Answer to the Q-No: 07


Inventory can be the lifeline or the death rattle of companies in the retail ecosystem.
Companies – regardless of size – need to balance inventory with meeting customers’ needs
(whether your customer is an actual shopper, a retailer, or a manufacturer). You improve the
chances of meeting all your customers’ needs all the time by maintaining a higher level of
inventory, but face the prospect of doing so at significant costs. The financial impact of
higher inventory or safety stock, storage of additional goods, and potential for liquidation of
obsolete inventory are just some of the consequences.

Companies can avoid those potential costs by slashing their inventory levels, but risk missing
sales, disappointing customers, and impacting future revenue. Many companies are finding
that the inventory balance is helped with one word: information. The right information at the
right time can actually replace the need for a certain layer of inventory, enabling
organizations to become more flexible while continuing to meet the needs of the customer. I
am not suggesting that you can put a stack of information on a truck instead of a box of
products and send it to your customers. Instead, I am suggesting that the right information
can be a replacement for inventory in your supply chain, whether it is in your warehouse, on
the water or on your store shelves.

And that information doesn’t have to be solely contained within one organization. Sharing the
right information in the right manner with your supply chain partners enables them to make
smarter decisions and recommendations for your business

Answer to the Q-No: 08


2019 has come and gone, and it's time to look at the latest supply chain trends for 2020.
Many exciting things are happening as supply chain executives respond to changes arising
from the availability of Big Data, supply chain digitization and omni-channel marketing, to
name just a few. Looking forward, there's also the economy to consider, as its performance
has a direct effect on supply chain trends. While economic performance has been good, there
are signs that 2020 will be somewhat bumpy. According to Deloitte, the trade war is heating
up and the automotive industry is slowing down, but at the same time, unemployment is at its
lowest and the economy is resilient. These and other indicators will undoubtedly have an
impact on supply chain innovation, speeding up some initiatives while slowing others.
Against this backdrop, here are our predictions for the top 11 supply chain trends in 2020.

Given information>
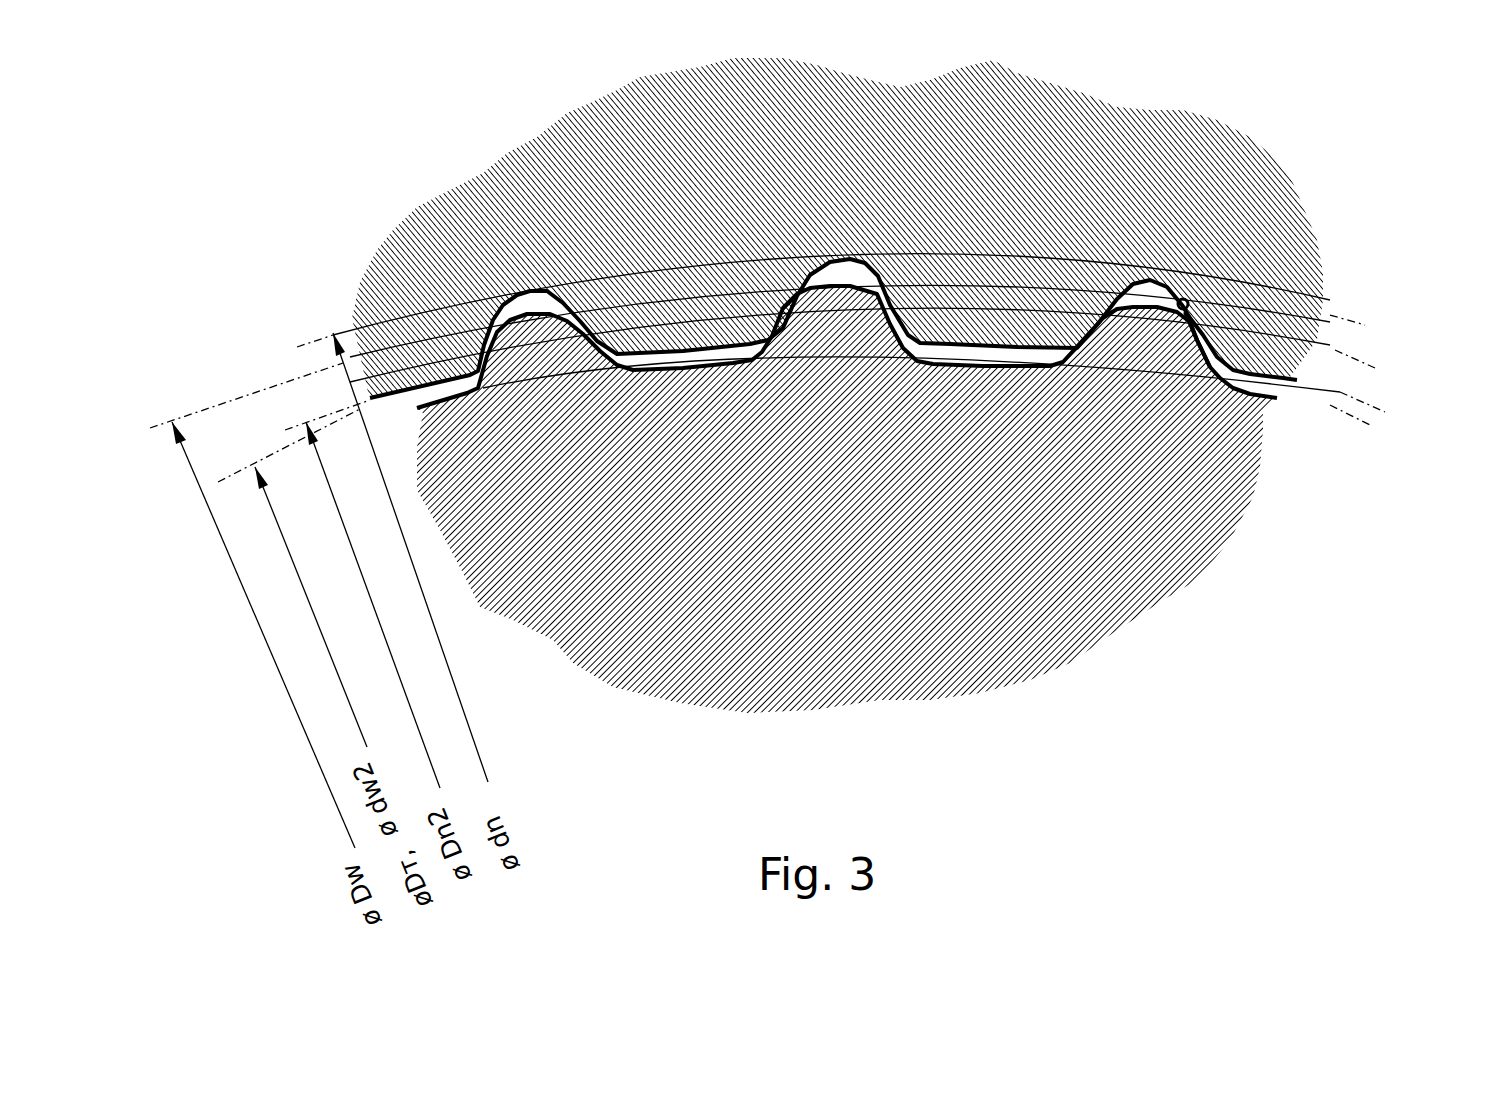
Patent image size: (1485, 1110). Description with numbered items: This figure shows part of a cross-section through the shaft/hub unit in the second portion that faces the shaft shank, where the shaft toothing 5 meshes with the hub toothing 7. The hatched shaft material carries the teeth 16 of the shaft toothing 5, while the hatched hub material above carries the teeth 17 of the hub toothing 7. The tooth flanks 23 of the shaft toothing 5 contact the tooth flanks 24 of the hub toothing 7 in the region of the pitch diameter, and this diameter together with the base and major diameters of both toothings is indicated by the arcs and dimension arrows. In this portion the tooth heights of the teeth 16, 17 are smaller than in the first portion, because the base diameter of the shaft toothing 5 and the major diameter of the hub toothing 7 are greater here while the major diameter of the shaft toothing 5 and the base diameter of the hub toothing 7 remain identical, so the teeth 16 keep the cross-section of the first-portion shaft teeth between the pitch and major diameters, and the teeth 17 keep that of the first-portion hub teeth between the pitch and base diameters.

Exercise brief> Write the next part of the supply chain passage given before the data, picking up right after its final sentence.

Expected output>
1. Supply Chain Digitization

Digitization of the supply chain, encompassing all efforts to integrate corporate systems into
a unified whole as well as implementing new digital technologies, will continue to be a
priority. The goal of digitization, as described by PwC, is a smart, efficient supply chain
ecosystem that demolishes silos, creates transparency and enhances responsiveness. It
envisages a digital environment that does away with manual processes and provides a single
view of the organization. It encompasses initiatives for creating paperless systems right
through to techniques for modeling supply chain networks and creating what-if scenarios.

2. Supply Chain Solutions Will Continue to Move to the Cloud

While many organizations still rely on legacy on-premise supply chain software, the future is
in the cloud. Available in many forms, including Software as a Service (SaaS), Infrastructure
as a Service (IaaS) and Platform as a Service (PaaS), supply chain cloud computing offers
flexibility, scalability and a global reach while doing away with the need to maintain
extensive, expensive on-premise computing infrastructure. According to McKinsey, cloud -
specific spending in 2020 will grow six-times faster than other IT expenditures. Able to work
with and complement on-premise supply chain software, cloud-based supply chain
applications offer a better user experience, greater functionality and easy access to new
features and releases.

3. Omni channel Supply Chains Become the Norm

In response to customer demand, businesses will make big strides towards offering a true
omni channel buying experience. Allowing customers to seamlessly shop online or in brick-
and-mortar stores, omni channel supply chains place greater demands on logistic and supply
chains with the simultaneous requirements of supplying individual customer orders as well as
replenishing stock at retail outlets. The switch from single- and multi-channel supply to omni
channel supply requires a complete rethink of supply chain logistics.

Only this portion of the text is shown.